:: PAGE TEXT ::
Jonathan Spector's In From the Cold
This Reading is produced in partnership with Aurora Theatre Company
Directed by Josh Costello
Monday, February 11, 7:30 pm at Roble Hall, Stanford University
Tuesday, February 12, 7pm at A.C.T. Costume Shop, San Francisco

A cold war spy's past maybe isn't past after all, the secret meaning of '80s movies is revealed, and it's ladies night at Chili's.

Jonathan Spector is a director and playwright based in Berkeley. He is the Co-Artistic Director of Just Theater, where his directing credits include Anne Washburn's The Internationalist and I Have Loved Strangers, Jason Grote's 1001, and Melissa James Gibson's Current Nobody. With Muguwumpin co-directed/conceived This Is All I Need, and his own plays including Sandal Weather, Be What You Wish to Seem, and The World To Come, have been developed and produced by Just Theater, PlayGround, the Source Theater Festival, and St. Bonaventure College. He is a former Associate Artistic Director of Playwrights Foundation where he developed many new plays with writers including Gordon Dahlquist, Thomas Bradshaw, Rachel Axler, Brian Thorstenson, Marcus Gardley and Sam Hunter. He is currently pursuing his MFA in playwriting at San Francisco State.

Frances Ya-Chu Cowhig The World of Extreme Happiness
Directed by Desdemona Chiang
Monday, March 11, 7:30pm at Roble Hall, Stanford University
Tuesday, March 12, 7pm. Location TBD

When Sunny is born in a rural vilage on the Yangtze River, her parents dump her in a slop bucket and leave her to die because she isn't a boy. Sunny survives, and at 14 leaves home for a Shenzhen factory to fund her brother's education. There she works grueling shifts cleaning toilets and dreams of promotion. Desperate to maximize her only capital--her youth--Sunny attends self-help classes and learns ways to improve her chances at securing a coveted office position. But when her dogged attempts to pull herself out of poverty hurt a fellow worker, Sunny begins to question the design of a system she has spent her life trying to master, and starts to fight for an alternative.
:::
:: RECORD EXTRACTS ::
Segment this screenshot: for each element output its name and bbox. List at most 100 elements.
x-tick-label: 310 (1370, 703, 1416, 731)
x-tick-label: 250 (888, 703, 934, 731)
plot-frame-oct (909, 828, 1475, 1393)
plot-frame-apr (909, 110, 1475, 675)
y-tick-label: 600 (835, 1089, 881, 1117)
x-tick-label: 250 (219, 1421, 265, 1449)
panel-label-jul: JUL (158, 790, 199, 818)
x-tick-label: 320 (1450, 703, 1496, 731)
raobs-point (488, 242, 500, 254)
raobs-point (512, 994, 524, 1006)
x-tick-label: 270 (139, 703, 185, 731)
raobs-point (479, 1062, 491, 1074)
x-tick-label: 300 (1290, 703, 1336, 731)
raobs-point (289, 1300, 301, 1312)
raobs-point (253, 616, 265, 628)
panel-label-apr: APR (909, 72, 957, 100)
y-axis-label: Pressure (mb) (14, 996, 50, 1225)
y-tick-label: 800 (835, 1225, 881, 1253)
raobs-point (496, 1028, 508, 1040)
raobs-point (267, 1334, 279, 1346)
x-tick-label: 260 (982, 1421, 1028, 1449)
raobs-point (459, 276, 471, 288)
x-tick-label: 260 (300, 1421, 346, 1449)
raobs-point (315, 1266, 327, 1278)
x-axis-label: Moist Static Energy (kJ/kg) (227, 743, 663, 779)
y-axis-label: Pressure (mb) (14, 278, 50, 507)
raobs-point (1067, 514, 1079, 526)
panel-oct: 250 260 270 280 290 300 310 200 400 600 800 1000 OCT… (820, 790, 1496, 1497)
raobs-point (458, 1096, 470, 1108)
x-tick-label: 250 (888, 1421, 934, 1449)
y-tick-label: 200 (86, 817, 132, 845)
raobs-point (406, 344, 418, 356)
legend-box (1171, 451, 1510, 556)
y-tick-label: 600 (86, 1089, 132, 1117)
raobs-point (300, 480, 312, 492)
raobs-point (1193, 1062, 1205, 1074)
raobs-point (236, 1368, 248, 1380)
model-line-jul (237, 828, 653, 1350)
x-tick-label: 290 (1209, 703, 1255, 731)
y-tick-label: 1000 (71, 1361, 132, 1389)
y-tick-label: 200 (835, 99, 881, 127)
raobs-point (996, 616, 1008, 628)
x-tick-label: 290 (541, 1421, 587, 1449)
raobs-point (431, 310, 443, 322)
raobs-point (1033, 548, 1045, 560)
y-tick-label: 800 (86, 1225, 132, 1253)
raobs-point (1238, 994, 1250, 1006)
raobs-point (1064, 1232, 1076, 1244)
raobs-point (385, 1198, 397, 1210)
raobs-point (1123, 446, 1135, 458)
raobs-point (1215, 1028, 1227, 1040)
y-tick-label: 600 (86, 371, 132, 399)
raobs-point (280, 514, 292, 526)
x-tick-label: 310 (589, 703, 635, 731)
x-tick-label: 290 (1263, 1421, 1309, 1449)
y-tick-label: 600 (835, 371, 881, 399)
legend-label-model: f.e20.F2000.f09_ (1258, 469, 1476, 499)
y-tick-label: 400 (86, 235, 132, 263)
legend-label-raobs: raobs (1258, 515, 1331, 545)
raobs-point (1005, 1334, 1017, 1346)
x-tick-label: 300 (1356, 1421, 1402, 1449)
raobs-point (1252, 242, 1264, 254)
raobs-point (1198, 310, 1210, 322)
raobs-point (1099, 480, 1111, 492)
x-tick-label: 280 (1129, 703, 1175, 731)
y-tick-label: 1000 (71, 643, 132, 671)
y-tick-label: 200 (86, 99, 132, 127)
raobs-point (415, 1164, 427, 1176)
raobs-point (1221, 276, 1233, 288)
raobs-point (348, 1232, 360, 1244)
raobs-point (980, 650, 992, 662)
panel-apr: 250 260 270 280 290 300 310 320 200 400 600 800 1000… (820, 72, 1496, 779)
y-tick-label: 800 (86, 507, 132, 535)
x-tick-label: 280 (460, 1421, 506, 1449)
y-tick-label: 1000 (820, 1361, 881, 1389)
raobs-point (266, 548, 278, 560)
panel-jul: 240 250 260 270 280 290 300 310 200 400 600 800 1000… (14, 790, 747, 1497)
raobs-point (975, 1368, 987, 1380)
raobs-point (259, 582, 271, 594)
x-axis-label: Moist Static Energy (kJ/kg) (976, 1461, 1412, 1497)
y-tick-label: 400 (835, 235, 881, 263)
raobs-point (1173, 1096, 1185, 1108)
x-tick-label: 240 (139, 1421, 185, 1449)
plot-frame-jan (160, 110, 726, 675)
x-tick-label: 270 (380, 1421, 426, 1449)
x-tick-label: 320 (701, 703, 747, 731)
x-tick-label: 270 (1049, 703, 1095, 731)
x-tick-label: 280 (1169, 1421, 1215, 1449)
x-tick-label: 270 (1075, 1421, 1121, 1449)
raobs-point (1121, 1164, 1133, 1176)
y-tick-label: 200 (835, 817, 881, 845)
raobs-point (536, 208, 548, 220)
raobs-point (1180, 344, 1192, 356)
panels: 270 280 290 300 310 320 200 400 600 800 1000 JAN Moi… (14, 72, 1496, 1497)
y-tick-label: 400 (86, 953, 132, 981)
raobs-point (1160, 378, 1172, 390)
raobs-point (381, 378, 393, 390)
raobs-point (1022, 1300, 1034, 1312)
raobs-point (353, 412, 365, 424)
:::
PROMPT 1 => In the play reading listing, who directed the reading of In From the Cold?
PROMPT 2 => Return the passage of the play reading listing between "Jonathan Spector's In" and "night at Chili's.", inclusive.
PROMPT 3 => Carry the play reading listing further, picking up after its final sentence.

EXERCISE OUTPUT 1 => Josh Costello

EXERCISE OUTPUT 2 =>
Jonathan Spector's In From the Cold
This Reading is produced in partnership with Aurora Theatre Company
Directed by Josh Costello
Monday, February 11, 7:30 pm at Roble Hall, Stanford University
Tuesday, February 12, 7pm at A.C.T. Costume Shop, San Francisco

A cold war spy's past maybe isn't past after all, the secret meaning of '80s movies is revealed, and it's ladies night at Chili's.

EXERCISE OUTPUT 3 =>
Frances Ya-Chu Cowhig's play Lidless received the Yale Drama Series Award, an Edinburgh Fringe First Award, the Keene Prize for Literature, and the David Calicchio Emerging American Playwright Prize. In 2011 she was awarded the Wasserstein Prize by the Educational Foundation of America. She has been a finalist for the Blackburn Prize, received residencies at Yaddo, MacDowell, Ragdale, and the Santa Fe Art Institute, and is under commission from South Coast Rep and Seattle Rep. Her plays have been produced by Trafalagar Studios 2 on the West End, Page 73 Productions in New York, Interact Theatre in Philadelphia, and the Contemporary American Theatre Festival in West Virginia. They have been developed at the Hedgebrook Women Playwrights Festival, Seattle Rep, PlayPenn, the Alley Theatre, Marin Theatre Company, Ojai Playwrights Conference, the Playwright's Foundation and Yale Rep. Frances received an MFA in Writing from the James A. Michener Center for Writers at UT Austin, a BA in Sociology from Brown University, and a certificate in Ensemble Created Physical Theatre from the Dell'Arte International School of Physical Theatre. Her work has been published by Glimmer Train, Methuen Drama, and Yale University Press. Frances was born in Philadelphia, and raised in Northern Virginia, Okinawa, Taipei and Beijing.